→ **EXERCISE PROMPT**
Copy out each line that includes the word "Ensure".

[Dataset items]
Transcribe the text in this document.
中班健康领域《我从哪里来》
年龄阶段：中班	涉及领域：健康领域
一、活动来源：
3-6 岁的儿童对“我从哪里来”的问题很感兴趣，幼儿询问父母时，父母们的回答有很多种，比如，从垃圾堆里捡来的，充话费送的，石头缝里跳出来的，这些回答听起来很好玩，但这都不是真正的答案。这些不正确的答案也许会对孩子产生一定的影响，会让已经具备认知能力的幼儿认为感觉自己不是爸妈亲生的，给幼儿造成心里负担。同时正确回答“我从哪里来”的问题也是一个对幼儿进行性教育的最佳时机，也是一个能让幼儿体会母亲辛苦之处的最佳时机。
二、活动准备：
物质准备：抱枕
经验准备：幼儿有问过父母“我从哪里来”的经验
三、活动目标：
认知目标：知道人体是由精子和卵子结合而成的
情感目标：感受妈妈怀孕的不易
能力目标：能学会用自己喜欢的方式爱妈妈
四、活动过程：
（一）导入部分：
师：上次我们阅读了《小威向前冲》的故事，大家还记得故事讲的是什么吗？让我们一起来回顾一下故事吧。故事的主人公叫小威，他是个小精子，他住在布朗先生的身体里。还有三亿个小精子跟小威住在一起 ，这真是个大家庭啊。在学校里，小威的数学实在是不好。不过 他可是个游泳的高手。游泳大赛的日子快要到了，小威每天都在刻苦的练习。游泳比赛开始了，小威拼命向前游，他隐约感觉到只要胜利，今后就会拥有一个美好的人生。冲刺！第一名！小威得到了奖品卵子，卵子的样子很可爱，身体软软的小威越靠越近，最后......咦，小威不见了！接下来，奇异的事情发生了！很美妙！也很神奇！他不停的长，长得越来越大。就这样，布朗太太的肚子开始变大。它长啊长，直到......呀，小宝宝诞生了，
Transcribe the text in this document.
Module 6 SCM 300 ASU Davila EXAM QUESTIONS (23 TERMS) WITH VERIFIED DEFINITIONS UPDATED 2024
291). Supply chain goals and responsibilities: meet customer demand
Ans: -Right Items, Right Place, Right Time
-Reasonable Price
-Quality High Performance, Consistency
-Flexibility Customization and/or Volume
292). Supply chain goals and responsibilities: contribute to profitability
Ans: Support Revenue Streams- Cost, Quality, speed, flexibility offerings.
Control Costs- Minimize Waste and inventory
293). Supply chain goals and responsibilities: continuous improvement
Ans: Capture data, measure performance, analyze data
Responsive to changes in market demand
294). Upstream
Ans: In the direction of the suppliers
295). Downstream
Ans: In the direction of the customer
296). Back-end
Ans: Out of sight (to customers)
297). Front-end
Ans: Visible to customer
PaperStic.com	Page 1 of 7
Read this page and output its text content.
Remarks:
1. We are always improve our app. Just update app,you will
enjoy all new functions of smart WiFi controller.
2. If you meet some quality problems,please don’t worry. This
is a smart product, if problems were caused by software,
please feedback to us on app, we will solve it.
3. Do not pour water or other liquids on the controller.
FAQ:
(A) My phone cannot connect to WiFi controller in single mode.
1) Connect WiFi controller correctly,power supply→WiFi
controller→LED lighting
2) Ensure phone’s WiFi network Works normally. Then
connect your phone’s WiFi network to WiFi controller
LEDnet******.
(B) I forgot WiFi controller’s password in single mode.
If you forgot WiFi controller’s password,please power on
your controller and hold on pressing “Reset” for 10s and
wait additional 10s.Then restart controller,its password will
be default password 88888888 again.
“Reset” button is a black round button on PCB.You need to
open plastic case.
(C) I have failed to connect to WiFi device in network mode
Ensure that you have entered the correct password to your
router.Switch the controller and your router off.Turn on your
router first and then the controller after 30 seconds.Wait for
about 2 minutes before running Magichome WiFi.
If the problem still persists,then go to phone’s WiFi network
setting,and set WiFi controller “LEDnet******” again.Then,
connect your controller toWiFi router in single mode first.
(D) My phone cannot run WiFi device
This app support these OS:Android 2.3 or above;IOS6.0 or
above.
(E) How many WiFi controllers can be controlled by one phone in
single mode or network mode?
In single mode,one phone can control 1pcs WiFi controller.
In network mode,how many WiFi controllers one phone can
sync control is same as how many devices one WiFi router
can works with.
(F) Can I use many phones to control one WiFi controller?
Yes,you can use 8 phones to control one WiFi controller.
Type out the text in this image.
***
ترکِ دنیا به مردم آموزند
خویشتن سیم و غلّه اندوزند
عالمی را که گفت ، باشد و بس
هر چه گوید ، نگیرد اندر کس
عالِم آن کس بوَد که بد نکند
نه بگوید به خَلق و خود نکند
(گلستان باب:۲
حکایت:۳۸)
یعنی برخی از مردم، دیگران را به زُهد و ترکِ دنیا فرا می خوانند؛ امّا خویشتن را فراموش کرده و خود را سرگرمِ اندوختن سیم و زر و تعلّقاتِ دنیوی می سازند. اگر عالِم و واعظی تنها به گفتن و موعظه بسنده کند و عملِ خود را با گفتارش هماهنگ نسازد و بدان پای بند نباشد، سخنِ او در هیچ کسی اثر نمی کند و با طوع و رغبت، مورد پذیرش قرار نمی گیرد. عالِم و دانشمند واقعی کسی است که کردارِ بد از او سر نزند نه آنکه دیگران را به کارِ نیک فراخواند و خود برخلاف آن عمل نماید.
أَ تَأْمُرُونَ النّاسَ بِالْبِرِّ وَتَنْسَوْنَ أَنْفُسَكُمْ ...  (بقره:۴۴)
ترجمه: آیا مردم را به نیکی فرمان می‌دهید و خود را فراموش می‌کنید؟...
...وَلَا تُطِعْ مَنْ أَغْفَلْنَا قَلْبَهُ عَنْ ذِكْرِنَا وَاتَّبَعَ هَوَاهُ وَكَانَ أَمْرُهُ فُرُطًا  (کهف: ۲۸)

→ **ANSWER TO THIS TASK**
2) Ensure phone’s WiFi network Works normally. Then
Ensure that you have entered the correct password to your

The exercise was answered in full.